* [Instruction]
From the entries that follow, gather each line holding the word "name".

Data items
━━━━━━
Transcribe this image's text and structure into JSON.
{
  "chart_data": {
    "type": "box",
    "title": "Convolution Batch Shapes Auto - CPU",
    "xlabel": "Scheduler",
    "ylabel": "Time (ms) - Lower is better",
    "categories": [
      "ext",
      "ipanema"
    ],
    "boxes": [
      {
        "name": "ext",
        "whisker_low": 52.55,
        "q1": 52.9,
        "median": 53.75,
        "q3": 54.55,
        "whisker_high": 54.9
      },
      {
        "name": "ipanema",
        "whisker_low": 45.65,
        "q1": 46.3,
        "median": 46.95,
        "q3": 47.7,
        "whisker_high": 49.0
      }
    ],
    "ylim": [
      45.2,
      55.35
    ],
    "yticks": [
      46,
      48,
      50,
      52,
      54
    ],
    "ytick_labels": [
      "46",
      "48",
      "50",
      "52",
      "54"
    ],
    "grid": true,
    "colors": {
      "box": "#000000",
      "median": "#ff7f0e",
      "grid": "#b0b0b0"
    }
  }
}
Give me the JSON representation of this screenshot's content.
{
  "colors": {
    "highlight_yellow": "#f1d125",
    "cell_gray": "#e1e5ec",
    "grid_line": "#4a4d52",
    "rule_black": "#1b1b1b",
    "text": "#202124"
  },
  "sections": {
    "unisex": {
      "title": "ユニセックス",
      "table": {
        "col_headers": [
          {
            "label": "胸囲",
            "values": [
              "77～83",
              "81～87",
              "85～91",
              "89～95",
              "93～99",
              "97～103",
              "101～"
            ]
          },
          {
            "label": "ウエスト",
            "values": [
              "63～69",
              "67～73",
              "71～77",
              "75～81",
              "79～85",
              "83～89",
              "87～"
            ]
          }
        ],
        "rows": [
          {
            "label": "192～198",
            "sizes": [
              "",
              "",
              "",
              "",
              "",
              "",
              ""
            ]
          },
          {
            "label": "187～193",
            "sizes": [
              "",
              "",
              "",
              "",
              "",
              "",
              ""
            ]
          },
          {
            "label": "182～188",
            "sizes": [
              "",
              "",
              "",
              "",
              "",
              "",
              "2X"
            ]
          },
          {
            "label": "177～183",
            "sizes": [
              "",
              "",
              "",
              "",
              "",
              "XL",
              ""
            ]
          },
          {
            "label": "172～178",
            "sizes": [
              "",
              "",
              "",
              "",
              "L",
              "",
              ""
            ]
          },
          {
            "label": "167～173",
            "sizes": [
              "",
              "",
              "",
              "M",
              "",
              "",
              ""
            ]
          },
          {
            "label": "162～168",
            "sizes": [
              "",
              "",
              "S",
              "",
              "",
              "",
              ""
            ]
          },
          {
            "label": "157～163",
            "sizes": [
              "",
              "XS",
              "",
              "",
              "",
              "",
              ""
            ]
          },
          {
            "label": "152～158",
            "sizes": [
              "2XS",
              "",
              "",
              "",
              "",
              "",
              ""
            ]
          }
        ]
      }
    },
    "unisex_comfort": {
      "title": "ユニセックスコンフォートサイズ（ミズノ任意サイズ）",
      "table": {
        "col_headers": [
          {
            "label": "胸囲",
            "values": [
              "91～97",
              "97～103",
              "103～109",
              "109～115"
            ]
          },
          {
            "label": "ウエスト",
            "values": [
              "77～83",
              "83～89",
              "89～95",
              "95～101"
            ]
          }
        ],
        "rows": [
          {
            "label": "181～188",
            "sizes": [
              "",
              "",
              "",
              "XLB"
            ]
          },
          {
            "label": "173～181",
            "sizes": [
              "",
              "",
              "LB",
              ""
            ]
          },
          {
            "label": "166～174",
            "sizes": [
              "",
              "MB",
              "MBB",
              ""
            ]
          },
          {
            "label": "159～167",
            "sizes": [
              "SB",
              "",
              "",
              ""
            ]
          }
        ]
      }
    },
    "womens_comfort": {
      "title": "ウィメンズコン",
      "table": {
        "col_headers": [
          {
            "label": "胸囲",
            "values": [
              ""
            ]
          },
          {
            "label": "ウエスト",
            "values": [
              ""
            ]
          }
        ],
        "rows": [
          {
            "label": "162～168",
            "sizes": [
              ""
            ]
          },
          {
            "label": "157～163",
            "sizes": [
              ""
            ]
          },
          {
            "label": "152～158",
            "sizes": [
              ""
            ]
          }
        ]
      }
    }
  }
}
━━━━━━
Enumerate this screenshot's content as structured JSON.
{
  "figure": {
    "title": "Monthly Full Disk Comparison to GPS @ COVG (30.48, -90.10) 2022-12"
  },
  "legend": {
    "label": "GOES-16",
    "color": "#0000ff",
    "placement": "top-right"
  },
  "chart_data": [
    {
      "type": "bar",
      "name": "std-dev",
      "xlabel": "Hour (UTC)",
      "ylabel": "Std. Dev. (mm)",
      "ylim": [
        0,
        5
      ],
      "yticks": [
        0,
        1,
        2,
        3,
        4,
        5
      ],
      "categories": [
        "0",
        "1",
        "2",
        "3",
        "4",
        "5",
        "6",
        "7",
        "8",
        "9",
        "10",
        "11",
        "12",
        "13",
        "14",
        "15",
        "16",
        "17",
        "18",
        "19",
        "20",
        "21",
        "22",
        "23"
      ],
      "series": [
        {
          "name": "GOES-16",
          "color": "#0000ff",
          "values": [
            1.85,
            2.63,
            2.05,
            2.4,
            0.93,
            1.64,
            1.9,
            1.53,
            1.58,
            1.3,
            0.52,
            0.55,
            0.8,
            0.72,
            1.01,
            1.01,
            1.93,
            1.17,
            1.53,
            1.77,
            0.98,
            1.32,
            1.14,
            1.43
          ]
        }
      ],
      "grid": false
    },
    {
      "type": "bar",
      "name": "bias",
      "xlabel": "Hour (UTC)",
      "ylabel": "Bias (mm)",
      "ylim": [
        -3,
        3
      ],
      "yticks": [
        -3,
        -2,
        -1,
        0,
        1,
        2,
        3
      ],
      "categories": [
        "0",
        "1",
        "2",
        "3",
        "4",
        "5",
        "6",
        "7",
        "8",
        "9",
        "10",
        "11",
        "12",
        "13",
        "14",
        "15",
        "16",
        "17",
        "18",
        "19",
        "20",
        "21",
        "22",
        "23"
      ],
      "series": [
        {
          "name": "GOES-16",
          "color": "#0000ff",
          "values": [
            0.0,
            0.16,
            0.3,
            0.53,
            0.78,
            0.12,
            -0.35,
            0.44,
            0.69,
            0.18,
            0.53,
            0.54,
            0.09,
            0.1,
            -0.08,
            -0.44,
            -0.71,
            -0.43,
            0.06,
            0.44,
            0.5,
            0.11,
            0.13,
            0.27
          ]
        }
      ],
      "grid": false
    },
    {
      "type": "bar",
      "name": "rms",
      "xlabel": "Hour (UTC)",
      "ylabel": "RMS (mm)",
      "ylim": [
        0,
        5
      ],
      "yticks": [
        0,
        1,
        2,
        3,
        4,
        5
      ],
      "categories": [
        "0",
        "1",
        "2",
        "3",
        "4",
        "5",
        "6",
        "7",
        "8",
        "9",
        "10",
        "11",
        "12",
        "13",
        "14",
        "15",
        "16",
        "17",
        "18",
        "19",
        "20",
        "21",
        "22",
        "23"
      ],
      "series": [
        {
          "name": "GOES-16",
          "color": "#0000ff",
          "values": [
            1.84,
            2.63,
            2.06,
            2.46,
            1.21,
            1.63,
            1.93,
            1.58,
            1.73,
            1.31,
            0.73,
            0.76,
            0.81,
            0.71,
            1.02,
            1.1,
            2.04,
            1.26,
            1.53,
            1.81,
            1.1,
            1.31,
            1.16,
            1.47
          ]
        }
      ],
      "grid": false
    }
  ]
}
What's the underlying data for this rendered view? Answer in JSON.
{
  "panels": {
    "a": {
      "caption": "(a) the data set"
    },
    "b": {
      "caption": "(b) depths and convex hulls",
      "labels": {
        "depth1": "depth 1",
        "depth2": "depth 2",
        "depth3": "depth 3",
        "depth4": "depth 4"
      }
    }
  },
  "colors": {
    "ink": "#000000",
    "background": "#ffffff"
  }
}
━━━━━━
* [Expected output]
        "name": "ext",
        "name": "ipanema",
      "name": "std-dev",
          "name": "GOES-16",
      "name": "bias",
          "name": "GOES-16",
      "name": "rms",
          "name": "GOES-16",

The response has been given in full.